▶ WORK TO COMPLETE
Scan the records below. List lines holding "อกหอมมะล".

Saved entries:
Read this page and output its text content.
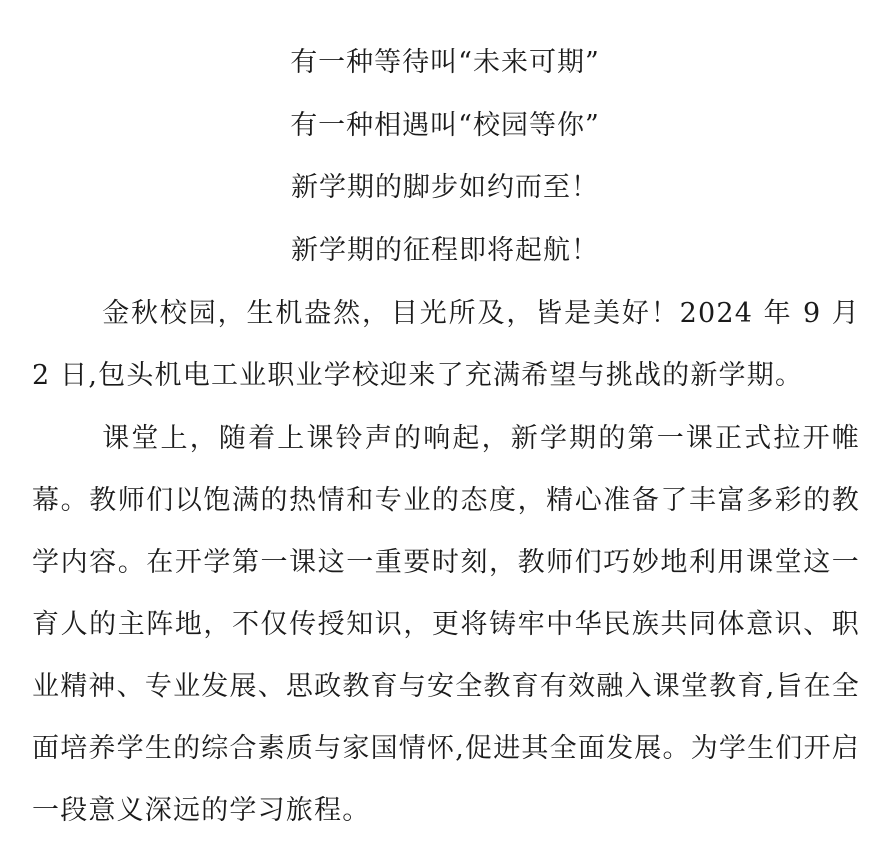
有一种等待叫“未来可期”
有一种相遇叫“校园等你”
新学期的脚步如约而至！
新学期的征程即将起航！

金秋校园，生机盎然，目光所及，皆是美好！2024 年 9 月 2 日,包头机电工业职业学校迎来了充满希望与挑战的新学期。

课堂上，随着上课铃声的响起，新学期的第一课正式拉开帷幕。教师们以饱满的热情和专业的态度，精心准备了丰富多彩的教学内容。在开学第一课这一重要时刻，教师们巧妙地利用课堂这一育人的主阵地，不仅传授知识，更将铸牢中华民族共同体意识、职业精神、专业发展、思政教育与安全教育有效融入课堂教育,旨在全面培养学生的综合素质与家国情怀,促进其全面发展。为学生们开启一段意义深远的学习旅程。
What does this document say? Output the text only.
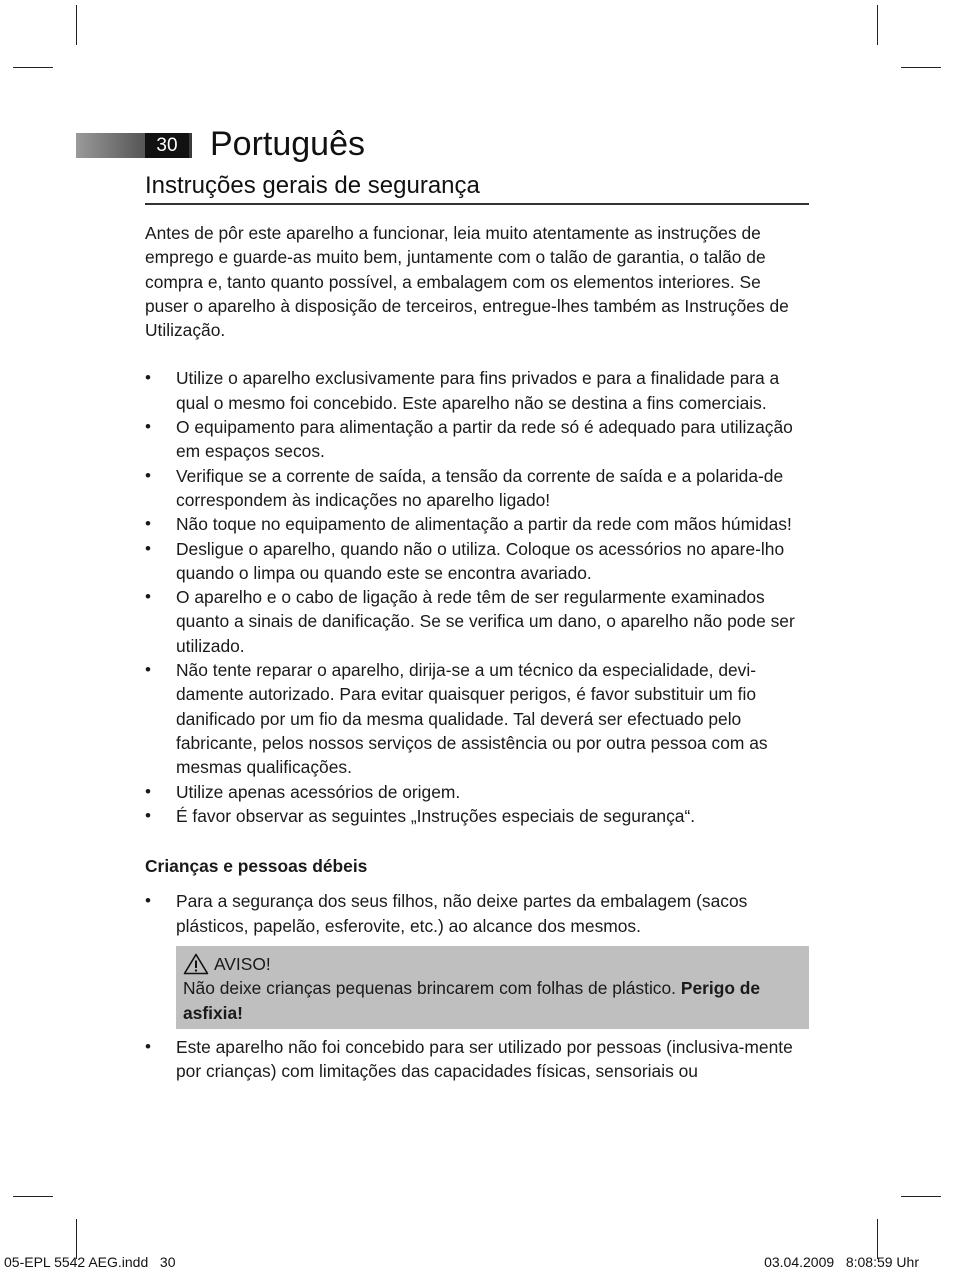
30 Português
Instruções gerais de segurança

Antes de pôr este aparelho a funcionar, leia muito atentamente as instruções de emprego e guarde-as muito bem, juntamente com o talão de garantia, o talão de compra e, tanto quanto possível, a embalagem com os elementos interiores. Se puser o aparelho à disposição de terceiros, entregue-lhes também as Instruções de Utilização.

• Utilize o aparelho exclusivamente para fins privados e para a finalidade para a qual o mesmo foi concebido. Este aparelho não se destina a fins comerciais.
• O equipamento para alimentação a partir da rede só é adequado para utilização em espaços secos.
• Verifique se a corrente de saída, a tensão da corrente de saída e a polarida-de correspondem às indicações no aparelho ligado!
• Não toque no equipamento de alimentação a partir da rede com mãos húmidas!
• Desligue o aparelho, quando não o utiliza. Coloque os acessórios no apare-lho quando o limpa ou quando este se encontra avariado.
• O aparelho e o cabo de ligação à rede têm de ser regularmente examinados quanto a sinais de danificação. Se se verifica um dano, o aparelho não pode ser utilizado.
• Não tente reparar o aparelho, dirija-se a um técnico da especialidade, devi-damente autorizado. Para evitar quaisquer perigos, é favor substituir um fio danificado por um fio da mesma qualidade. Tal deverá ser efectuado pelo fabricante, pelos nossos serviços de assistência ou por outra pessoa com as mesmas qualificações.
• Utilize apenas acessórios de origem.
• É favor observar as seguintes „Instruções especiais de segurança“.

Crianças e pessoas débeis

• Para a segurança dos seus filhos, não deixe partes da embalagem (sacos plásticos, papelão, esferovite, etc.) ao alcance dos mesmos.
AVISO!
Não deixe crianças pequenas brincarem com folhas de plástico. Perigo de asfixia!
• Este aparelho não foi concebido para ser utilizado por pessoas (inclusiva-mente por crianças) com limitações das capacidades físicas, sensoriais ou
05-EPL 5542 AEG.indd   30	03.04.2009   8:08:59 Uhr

---

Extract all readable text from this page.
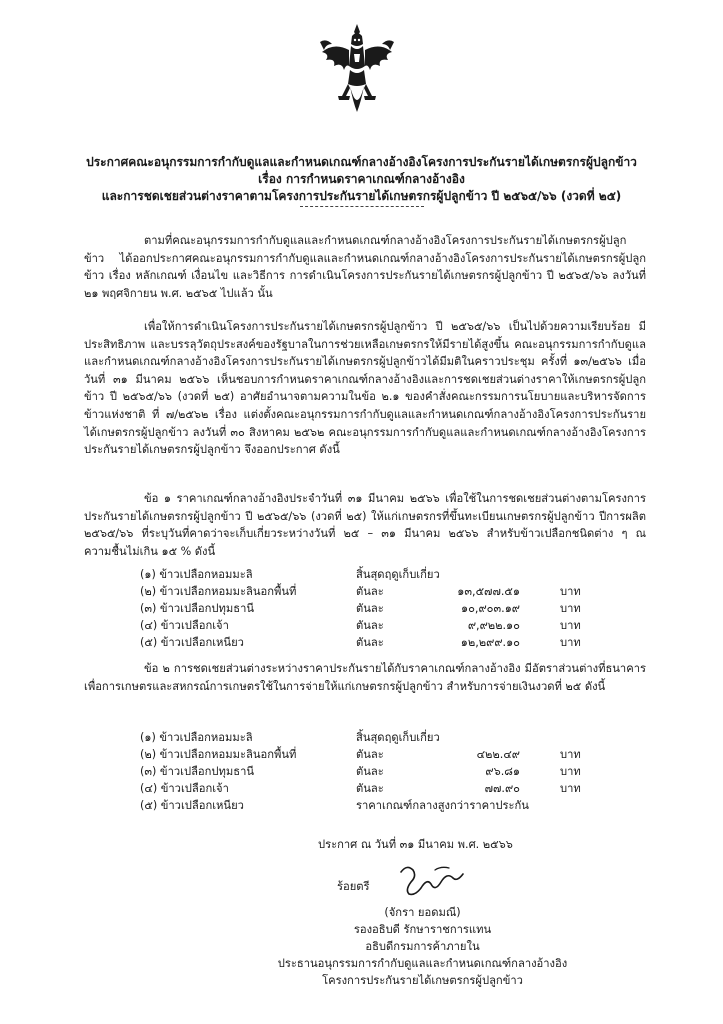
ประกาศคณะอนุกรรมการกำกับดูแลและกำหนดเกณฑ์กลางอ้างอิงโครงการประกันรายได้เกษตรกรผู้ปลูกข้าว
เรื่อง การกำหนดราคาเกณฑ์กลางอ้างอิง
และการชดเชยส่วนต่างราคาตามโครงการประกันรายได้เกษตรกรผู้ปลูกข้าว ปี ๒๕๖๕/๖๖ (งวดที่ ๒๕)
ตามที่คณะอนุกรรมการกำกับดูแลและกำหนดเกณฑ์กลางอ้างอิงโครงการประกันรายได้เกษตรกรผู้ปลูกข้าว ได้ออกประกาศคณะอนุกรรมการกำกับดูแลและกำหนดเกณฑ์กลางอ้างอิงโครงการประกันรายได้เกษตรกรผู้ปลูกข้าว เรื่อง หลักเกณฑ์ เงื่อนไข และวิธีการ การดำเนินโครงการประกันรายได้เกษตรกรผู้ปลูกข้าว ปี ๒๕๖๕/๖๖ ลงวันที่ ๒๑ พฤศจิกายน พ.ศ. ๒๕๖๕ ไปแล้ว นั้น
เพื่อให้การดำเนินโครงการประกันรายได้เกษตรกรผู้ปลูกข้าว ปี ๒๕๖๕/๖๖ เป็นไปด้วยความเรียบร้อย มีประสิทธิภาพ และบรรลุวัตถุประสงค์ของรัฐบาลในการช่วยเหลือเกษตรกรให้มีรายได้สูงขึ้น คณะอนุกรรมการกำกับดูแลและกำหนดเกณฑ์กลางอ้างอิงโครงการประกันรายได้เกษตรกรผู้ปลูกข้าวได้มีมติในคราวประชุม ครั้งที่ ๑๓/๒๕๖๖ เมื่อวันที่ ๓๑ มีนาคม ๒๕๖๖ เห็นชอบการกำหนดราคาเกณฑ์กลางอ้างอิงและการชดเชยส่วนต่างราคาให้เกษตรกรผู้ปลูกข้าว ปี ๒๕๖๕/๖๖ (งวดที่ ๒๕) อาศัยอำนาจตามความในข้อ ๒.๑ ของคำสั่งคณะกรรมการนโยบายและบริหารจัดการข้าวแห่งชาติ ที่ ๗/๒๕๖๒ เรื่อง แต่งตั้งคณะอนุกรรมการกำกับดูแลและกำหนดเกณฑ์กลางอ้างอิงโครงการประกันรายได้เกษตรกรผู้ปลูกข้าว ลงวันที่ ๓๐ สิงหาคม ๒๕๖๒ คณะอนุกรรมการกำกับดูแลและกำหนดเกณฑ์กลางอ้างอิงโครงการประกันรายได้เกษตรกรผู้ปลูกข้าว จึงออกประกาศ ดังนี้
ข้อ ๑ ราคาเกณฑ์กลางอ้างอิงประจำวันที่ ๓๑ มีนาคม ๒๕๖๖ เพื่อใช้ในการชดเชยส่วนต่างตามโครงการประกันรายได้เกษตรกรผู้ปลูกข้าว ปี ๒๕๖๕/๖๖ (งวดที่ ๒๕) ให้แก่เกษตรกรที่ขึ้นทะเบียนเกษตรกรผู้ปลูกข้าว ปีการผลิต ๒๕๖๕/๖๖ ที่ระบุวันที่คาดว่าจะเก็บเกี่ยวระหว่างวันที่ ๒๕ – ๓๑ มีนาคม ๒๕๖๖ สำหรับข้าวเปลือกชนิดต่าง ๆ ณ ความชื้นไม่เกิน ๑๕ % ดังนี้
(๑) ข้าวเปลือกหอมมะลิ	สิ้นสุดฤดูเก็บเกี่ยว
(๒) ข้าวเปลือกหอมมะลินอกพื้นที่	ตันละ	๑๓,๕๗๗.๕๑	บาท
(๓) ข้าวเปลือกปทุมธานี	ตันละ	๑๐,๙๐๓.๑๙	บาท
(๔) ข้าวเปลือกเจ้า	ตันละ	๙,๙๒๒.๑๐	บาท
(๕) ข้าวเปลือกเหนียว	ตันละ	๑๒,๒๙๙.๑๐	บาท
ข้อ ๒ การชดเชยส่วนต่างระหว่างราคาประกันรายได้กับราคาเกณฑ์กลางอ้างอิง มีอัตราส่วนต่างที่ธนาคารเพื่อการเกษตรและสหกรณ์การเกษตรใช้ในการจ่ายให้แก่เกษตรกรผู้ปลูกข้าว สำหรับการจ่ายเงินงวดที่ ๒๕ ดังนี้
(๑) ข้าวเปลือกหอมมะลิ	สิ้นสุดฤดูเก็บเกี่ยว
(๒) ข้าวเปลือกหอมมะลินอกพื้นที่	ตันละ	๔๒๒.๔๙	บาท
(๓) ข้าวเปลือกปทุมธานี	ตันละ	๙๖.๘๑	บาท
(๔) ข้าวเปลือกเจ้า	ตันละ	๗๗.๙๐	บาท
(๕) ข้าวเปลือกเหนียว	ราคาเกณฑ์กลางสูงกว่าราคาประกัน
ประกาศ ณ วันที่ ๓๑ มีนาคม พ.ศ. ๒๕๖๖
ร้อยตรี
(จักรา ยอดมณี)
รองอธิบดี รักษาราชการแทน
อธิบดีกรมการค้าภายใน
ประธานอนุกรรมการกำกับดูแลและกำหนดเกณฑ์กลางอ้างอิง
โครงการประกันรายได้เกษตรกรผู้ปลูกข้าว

▶ TASK ANSWER
(๑) ข้าวเปลือกหอมมะลิ	สิ้นสุดฤดูเก็บเกี่ยว
(๒) ข้าวเปลือกหอมมะลินอกพื้นที่	ตันละ	๑๓,๕๗๗.๕๑	บาท
(๑) ข้าวเปลือกหอมมะลิ	สิ้นสุดฤดูเก็บเกี่ยว
(๒) ข้าวเปลือกหอมมะลินอกพื้นที่	ตันละ	๔๒๒.๔๙	บาท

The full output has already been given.